Records excerpted from a collection
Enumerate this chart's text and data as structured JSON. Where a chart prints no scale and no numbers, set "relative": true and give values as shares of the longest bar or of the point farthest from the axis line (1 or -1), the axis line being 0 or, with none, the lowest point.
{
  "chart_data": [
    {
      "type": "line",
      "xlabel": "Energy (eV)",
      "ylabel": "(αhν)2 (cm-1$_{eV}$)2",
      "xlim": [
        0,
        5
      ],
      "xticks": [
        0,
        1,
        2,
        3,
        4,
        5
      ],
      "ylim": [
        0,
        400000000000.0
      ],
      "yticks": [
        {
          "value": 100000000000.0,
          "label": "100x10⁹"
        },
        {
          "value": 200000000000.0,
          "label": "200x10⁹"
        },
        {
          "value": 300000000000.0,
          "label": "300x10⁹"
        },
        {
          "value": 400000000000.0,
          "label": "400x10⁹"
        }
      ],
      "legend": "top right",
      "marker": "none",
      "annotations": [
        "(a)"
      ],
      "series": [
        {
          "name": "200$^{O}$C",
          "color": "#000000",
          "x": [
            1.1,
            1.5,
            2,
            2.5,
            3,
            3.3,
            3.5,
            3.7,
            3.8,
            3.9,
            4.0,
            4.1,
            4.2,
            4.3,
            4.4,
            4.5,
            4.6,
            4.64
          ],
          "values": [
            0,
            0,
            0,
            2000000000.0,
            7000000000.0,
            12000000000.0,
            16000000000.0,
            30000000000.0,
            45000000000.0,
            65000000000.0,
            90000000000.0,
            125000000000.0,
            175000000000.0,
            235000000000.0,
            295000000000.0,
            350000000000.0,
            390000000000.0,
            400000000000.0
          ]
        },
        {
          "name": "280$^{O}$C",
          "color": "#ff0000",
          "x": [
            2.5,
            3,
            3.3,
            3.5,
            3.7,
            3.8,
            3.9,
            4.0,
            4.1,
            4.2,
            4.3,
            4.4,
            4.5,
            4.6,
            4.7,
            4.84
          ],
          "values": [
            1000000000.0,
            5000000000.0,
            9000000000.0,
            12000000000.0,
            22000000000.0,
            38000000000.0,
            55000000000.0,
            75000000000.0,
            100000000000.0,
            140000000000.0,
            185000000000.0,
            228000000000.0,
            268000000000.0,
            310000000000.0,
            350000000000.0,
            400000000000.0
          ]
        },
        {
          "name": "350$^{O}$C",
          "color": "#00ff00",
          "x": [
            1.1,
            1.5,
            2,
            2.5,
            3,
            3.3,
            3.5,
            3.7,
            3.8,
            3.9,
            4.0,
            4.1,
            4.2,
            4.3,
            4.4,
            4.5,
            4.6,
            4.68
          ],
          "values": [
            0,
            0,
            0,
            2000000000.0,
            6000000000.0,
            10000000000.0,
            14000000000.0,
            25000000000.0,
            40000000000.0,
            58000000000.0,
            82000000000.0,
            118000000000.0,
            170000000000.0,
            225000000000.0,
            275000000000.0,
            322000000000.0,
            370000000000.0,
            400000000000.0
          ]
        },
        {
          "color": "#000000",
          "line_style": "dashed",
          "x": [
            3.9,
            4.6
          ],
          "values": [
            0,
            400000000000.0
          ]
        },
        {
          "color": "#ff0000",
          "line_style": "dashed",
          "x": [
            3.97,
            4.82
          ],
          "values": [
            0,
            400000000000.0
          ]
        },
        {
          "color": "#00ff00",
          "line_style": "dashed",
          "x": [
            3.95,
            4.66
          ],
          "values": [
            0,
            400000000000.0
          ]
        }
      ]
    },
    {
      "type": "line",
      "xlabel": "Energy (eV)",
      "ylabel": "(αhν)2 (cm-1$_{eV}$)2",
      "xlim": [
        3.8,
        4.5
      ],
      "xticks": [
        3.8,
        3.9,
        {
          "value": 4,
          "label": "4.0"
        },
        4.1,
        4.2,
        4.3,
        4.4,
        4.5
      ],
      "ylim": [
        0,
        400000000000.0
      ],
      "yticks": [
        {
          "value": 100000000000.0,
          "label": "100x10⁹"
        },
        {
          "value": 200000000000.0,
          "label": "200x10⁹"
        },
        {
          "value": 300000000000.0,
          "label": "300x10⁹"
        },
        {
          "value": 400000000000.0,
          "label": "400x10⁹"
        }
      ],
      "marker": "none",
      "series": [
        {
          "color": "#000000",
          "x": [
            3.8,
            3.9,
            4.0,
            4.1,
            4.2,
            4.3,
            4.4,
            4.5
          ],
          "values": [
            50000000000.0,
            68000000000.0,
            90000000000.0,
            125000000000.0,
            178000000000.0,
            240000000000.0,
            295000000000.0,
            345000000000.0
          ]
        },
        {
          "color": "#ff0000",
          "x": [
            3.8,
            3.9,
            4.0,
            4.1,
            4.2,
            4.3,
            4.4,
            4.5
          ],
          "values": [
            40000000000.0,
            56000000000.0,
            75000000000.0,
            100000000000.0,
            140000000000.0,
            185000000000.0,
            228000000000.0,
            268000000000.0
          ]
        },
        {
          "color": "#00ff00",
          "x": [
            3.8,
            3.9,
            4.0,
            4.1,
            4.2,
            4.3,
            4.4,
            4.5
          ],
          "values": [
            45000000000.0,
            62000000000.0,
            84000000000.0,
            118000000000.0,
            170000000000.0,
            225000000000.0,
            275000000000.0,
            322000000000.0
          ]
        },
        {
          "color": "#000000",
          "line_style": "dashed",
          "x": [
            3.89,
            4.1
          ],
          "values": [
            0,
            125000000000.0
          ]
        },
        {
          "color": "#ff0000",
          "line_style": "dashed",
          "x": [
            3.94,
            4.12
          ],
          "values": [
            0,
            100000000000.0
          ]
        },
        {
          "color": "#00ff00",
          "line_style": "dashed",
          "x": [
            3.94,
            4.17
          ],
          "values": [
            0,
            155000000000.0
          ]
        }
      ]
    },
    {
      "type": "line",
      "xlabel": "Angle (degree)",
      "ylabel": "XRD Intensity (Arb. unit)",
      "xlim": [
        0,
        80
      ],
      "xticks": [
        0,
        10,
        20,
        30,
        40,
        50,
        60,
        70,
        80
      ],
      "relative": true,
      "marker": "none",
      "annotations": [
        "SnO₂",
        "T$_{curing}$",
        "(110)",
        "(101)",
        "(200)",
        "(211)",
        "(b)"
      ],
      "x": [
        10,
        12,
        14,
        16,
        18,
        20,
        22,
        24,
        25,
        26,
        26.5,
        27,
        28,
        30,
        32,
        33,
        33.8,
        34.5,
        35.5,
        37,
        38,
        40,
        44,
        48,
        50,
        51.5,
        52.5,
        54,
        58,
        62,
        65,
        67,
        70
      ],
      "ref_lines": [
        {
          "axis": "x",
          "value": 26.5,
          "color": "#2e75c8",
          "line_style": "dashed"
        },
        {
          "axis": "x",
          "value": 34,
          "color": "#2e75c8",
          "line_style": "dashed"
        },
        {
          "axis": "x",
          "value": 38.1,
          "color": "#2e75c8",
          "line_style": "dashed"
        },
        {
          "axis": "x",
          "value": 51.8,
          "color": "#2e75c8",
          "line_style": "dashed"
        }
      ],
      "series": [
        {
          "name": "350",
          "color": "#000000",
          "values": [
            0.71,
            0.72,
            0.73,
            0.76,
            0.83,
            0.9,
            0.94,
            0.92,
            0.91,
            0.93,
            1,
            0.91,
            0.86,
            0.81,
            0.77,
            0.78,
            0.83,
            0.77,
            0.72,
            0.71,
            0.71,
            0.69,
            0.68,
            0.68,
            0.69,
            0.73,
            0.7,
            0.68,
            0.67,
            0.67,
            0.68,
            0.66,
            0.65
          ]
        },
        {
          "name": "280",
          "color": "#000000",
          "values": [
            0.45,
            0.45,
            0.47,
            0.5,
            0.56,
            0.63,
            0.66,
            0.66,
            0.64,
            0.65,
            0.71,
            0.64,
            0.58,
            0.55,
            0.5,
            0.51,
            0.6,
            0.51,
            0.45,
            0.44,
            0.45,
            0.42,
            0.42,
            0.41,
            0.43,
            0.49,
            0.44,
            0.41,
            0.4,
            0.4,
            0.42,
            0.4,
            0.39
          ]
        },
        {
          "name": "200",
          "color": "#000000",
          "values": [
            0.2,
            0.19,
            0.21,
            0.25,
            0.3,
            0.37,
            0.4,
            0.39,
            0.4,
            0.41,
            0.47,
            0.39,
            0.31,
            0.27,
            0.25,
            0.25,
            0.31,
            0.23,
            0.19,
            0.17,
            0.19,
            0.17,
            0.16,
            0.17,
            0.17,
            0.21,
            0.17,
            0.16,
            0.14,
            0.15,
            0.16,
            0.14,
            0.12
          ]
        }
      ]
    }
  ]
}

---

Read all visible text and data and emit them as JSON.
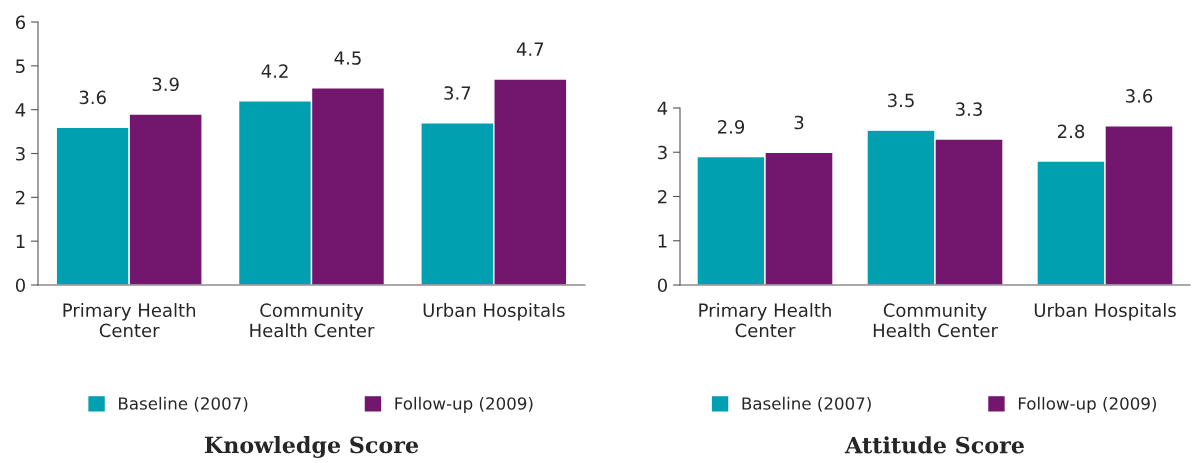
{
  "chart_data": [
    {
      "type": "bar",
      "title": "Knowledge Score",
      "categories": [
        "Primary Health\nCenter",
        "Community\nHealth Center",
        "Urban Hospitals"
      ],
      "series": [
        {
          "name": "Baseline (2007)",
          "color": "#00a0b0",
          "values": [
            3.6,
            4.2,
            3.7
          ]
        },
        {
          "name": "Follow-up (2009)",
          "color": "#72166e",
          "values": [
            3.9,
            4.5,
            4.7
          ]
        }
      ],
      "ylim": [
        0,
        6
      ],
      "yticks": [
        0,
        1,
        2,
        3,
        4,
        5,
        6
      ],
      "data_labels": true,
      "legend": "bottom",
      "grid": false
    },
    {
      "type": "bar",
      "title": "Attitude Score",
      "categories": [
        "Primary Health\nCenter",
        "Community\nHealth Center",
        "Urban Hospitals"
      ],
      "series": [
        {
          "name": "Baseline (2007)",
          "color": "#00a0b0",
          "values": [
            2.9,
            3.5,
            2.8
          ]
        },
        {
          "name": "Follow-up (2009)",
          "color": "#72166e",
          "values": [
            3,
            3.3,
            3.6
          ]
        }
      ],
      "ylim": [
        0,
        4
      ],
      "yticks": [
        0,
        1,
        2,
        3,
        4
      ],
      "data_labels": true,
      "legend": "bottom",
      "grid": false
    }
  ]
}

■ Task prompt
Looking at the records above, work out how many lines include the word "name", then give that number by itself.

■ Task solution
10